**Written instruction**
Check each line of the material below for "Primäre", then copy the ones that contain it.
((
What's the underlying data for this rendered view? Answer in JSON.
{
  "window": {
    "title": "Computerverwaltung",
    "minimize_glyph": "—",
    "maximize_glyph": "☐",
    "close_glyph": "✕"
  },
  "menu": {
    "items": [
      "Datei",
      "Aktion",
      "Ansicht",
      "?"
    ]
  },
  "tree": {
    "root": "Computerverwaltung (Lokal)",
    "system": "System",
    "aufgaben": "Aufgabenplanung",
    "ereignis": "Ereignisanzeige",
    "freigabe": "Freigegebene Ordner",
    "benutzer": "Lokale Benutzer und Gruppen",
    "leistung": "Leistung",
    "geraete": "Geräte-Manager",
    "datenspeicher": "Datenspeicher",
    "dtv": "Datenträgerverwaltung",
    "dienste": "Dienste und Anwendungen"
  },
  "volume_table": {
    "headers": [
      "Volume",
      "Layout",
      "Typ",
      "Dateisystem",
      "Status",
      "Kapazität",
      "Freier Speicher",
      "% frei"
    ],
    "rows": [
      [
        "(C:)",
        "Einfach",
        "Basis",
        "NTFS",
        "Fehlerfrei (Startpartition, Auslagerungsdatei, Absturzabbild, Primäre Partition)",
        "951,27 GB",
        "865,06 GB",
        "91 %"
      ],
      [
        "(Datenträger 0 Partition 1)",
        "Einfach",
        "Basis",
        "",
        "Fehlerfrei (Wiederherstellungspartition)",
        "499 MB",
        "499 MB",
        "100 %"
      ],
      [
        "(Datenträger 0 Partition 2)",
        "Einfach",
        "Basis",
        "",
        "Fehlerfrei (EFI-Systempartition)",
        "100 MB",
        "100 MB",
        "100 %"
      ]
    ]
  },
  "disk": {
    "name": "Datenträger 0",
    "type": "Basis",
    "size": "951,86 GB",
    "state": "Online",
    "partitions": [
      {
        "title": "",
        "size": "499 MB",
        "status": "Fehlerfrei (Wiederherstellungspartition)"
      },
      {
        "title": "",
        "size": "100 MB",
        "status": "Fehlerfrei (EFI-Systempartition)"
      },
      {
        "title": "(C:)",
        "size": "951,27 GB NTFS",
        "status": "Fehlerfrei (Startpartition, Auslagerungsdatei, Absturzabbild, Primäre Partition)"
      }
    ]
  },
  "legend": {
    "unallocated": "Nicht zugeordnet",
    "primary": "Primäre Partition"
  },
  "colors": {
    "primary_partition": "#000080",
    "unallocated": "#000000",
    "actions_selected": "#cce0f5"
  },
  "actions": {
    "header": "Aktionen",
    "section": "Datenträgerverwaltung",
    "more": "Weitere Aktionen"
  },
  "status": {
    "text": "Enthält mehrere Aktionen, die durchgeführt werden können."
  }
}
))
**Exercise solution**
        "Fehlerfrei (Startpartition, Auslagerungsdatei, Absturzabbild, Primäre Partition)",
        "status": "Fehlerfrei (Startpartition, Auslagerungsdatei, Absturzabbild, Primäre Partition)"
    "primary": "Primäre Partition"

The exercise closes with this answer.